* _Set task_
Reproduce the records that follow in full, excluding any picture they contain.
--- Begin ---
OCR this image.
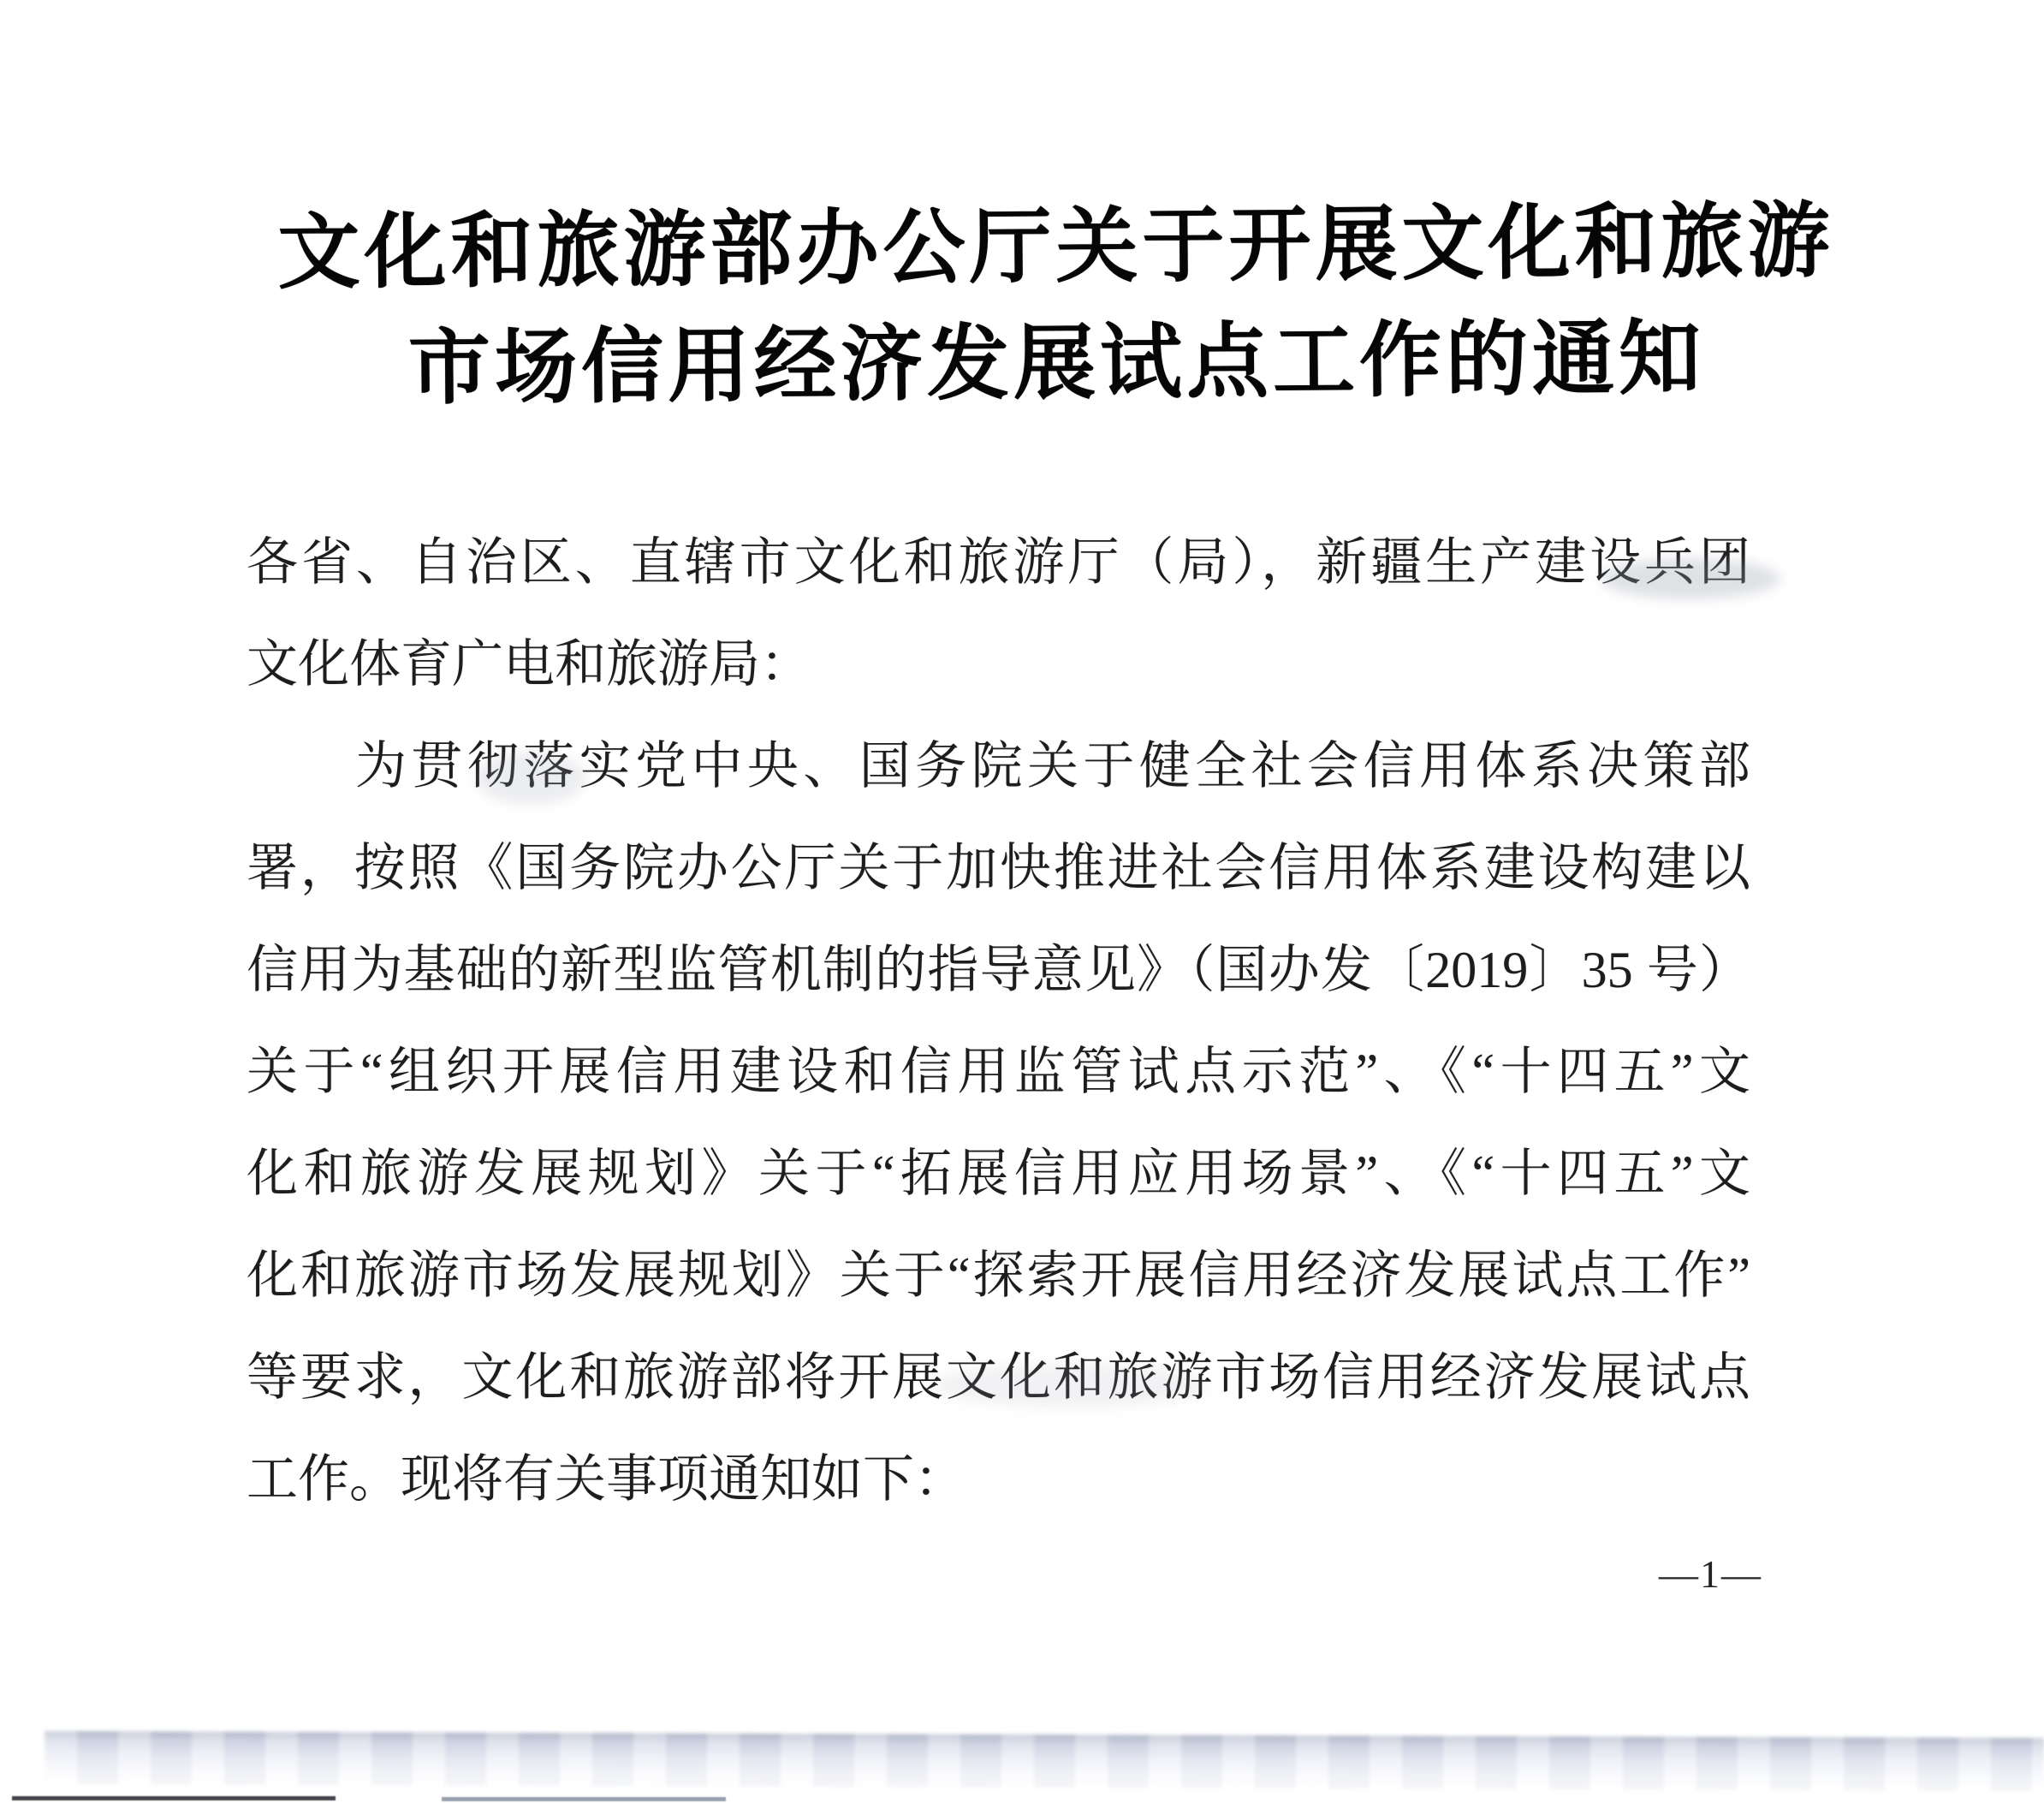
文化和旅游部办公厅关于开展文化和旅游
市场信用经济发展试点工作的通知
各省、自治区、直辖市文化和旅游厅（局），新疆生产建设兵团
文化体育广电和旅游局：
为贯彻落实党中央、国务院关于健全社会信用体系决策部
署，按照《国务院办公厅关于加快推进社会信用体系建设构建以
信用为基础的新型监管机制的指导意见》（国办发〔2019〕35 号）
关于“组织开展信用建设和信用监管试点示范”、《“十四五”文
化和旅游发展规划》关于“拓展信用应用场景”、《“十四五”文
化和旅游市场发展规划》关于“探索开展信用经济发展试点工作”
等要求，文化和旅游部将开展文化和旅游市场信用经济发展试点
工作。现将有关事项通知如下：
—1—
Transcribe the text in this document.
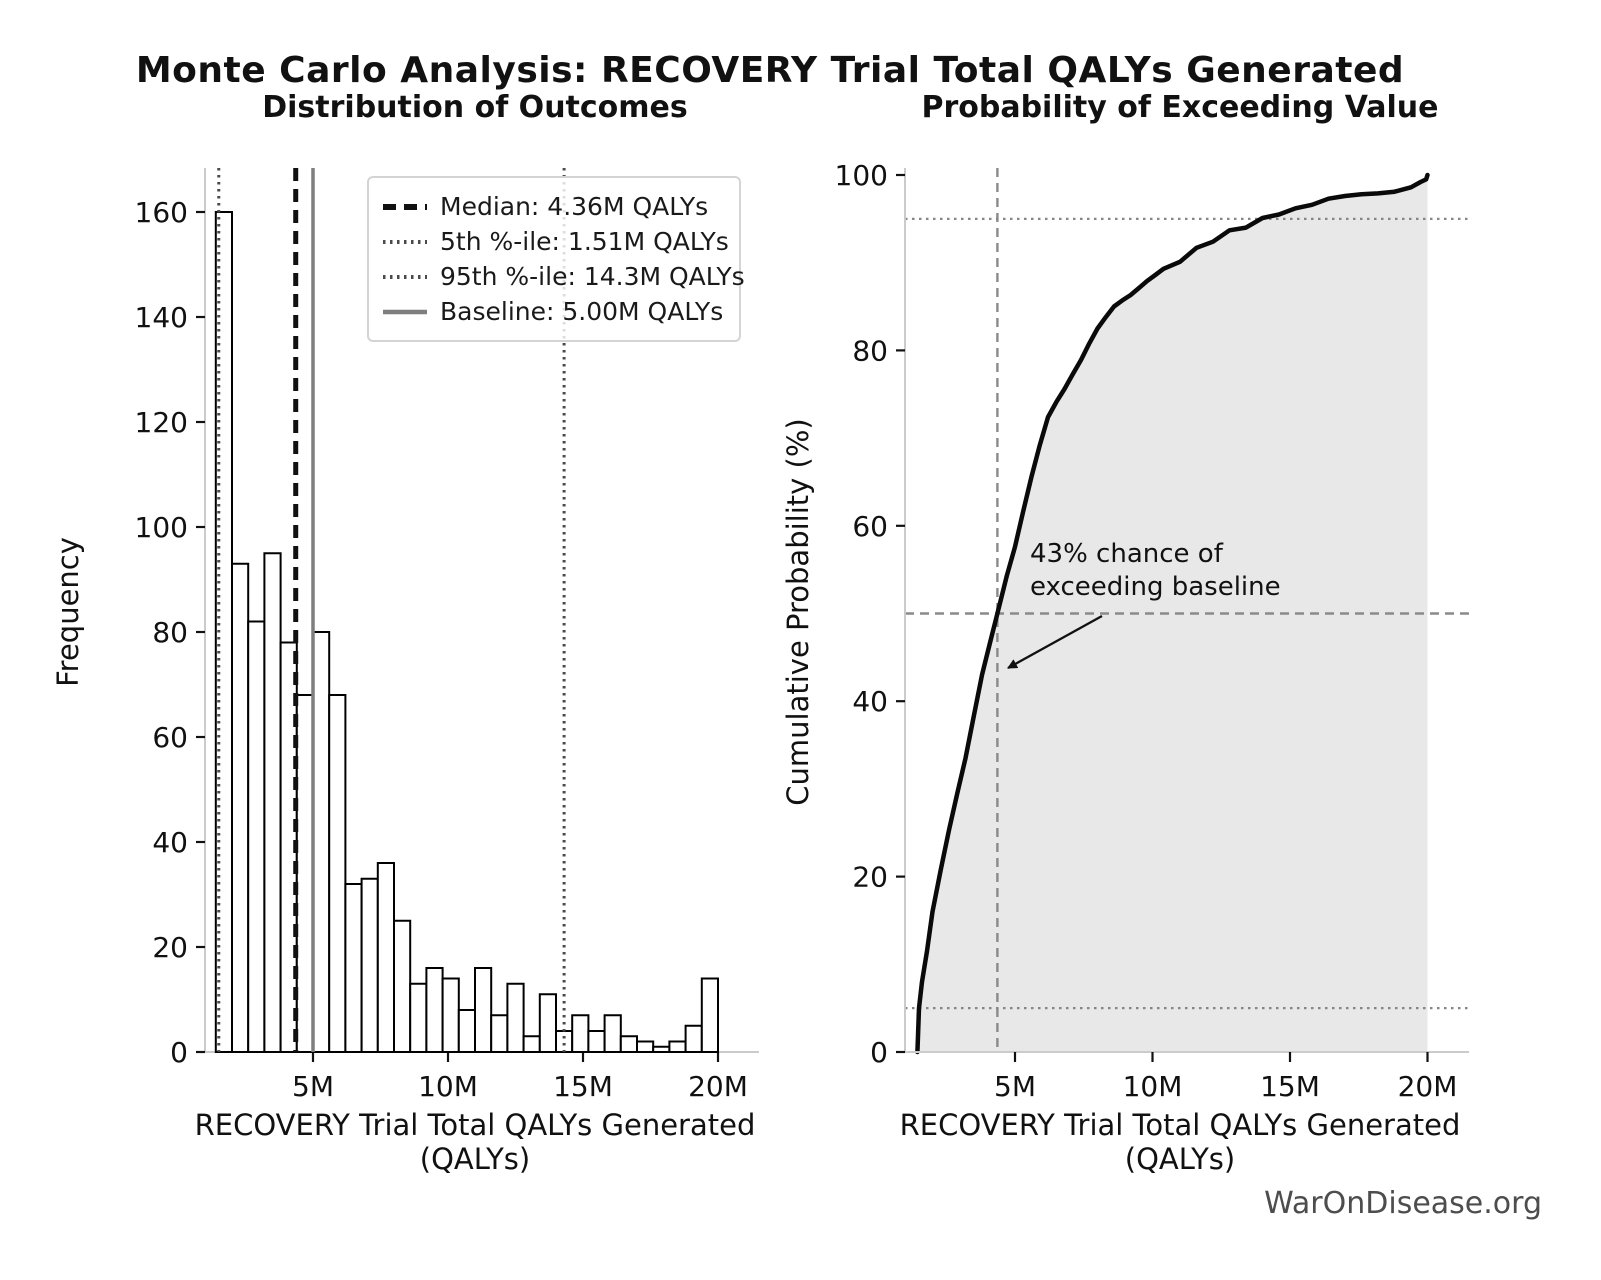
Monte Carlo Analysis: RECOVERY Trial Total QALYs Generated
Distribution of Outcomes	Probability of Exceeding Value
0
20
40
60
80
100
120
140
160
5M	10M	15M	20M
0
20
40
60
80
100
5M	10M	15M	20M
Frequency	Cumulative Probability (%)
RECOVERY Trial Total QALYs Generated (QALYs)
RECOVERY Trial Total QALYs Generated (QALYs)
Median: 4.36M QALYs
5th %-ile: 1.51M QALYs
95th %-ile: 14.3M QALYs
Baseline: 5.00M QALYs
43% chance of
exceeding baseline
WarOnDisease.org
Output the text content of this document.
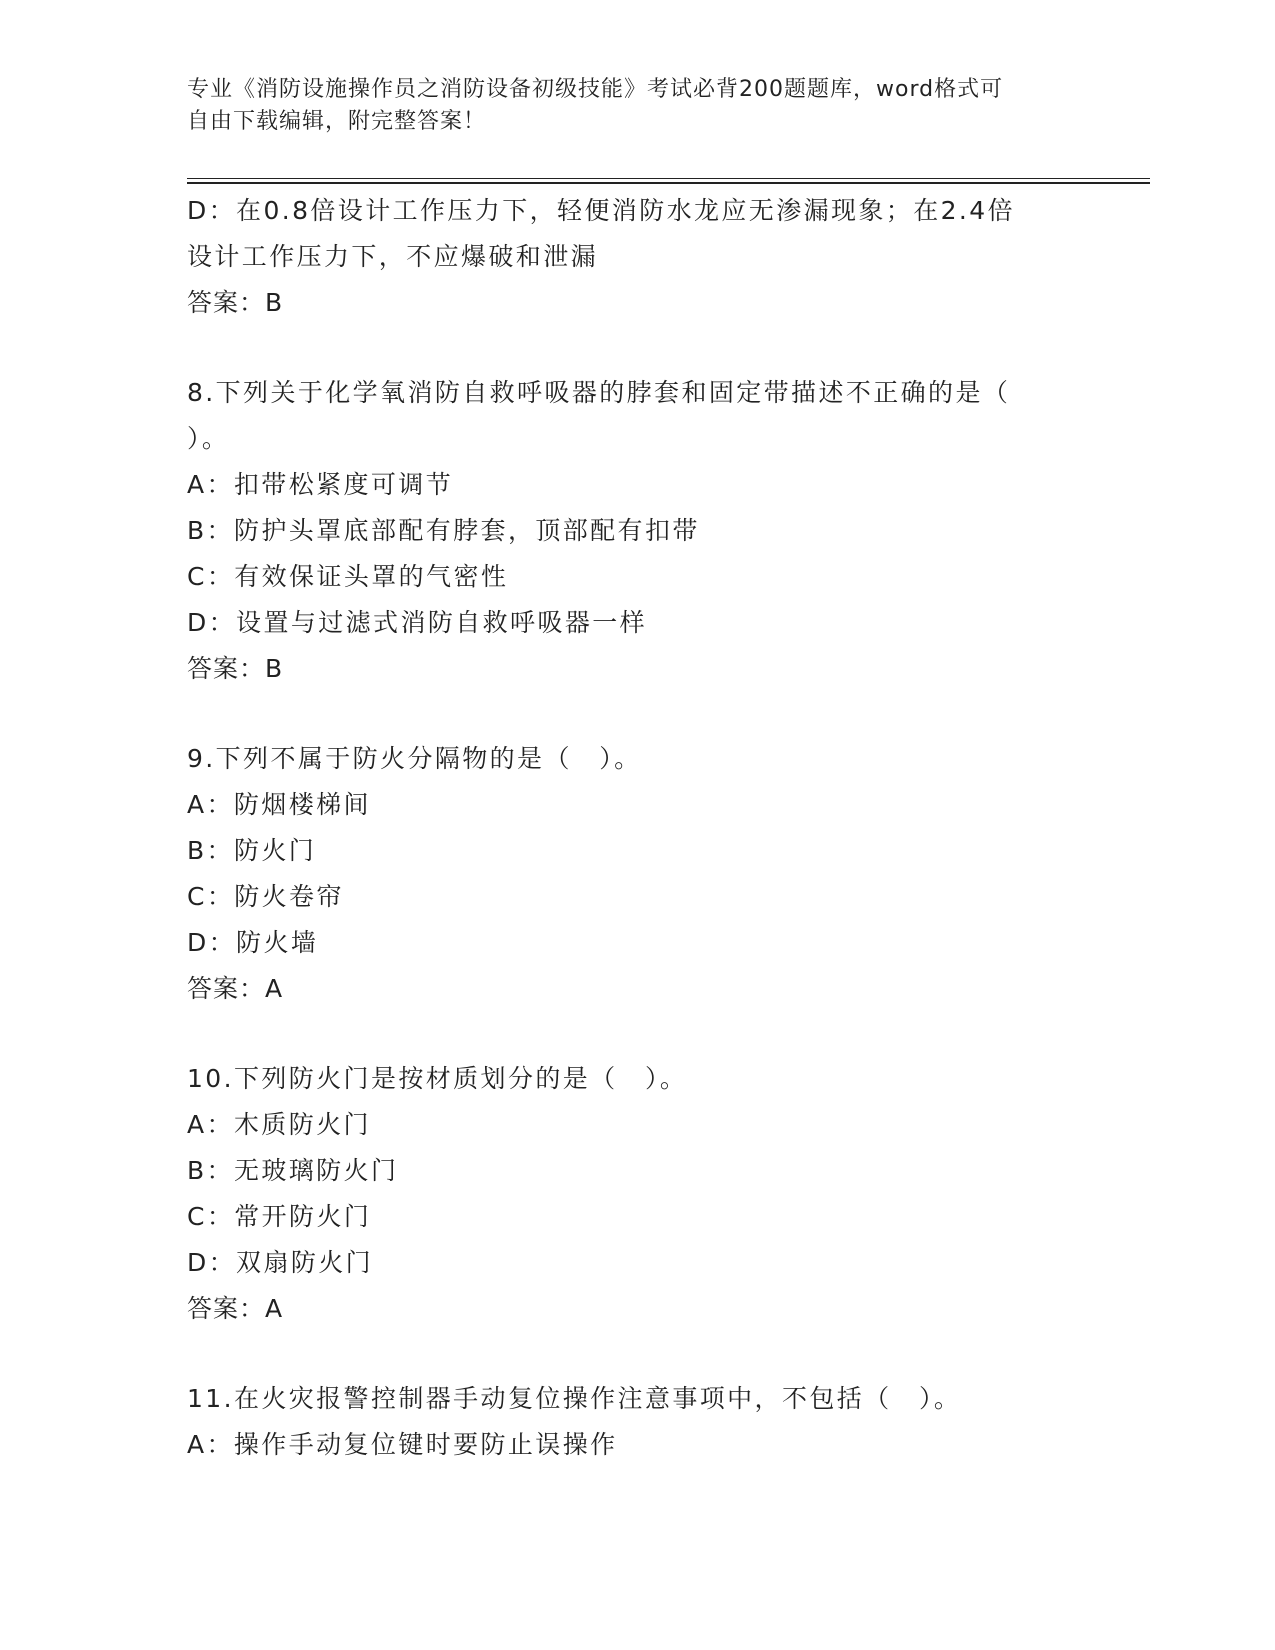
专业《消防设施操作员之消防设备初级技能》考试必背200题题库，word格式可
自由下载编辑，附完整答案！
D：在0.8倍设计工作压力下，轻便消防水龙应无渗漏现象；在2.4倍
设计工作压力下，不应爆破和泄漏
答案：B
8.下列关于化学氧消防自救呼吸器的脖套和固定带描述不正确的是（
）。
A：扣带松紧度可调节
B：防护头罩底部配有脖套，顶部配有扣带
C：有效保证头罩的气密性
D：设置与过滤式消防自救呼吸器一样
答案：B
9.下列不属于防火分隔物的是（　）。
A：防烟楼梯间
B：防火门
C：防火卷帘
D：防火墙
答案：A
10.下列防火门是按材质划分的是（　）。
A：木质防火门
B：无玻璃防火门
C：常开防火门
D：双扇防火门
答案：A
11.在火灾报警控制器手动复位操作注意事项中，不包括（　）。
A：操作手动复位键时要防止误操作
--- End ---
* _Answer to this exercise_
OCR this image.
文化和旅游部办公厅关于开展文化和旅游
市场信用经济发展试点工作的通知
各省、自治区、直辖市文化和旅游厅（局），新疆生产建设兵团
文化体育广电和旅游局：
为贯彻落实党中央、国务院关于健全社会信用体系决策部
署，按照《国务院办公厅关于加快推进社会信用体系建设构建以
信用为基础的新型监管机制的指导意见》（国办发〔2019〕35 号）
关于“组织开展信用建设和信用监管试点示范”、《“十四五”文
化和旅游发展规划》关于“拓展信用应用场景”、《“十四五”文
化和旅游市场发展规划》关于“探索开展信用经济发展试点工作”
等要求，文化和旅游部将开展文化和旅游市场信用经济发展试点
工作。现将有关事项通知如下：
—1—
Transcribe the text in this document.
Monte Carlo Analysis: RECOVERY Trial Total QALYs Generated
Distribution of Outcomes	Probability of Exceeding Value
0
20
40
60
80
100
120
140
160
5M	10M	15M	20M
0
20
40
60
80
100
5M	10M	15M	20M
Frequency	Cumulative Probability (%)
RECOVERY Trial Total QALYs Generated (QALYs)
RECOVERY Trial Total QALYs Generated (QALYs)
Median: 4.36M QALYs
5th %-ile: 1.51M QALYs
95th %-ile: 14.3M QALYs
Baseline: 5.00M QALYs
43% chance of
exceeding baseline
WarOnDisease.org
Output the text content of this document.
专业《消防设施操作员之消防设备初级技能》考试必背200题题库，word格式可
自由下载编辑，附完整答案！
D：在0.8倍设计工作压力下，轻便消防水龙应无渗漏现象；在2.4倍
设计工作压力下，不应爆破和泄漏
答案：B
8.下列关于化学氧消防自救呼吸器的脖套和固定带描述不正确的是（
）。
A：扣带松紧度可调节
B：防护头罩底部配有脖套，顶部配有扣带
C：有效保证头罩的气密性
D：设置与过滤式消防自救呼吸器一样
答案：B
9.下列不属于防火分隔物的是（　）。
A：防烟楼梯间
B：防火门
C：防火卷帘
D：防火墙
答案：A
10.下列防火门是按材质划分的是（　）。
A：木质防火门
B：无玻璃防火门
C：常开防火门
D：双扇防火门
答案：A
11.在火灾报警控制器手动复位操作注意事项中，不包括（　）。
A：操作手动复位键时要防止误操作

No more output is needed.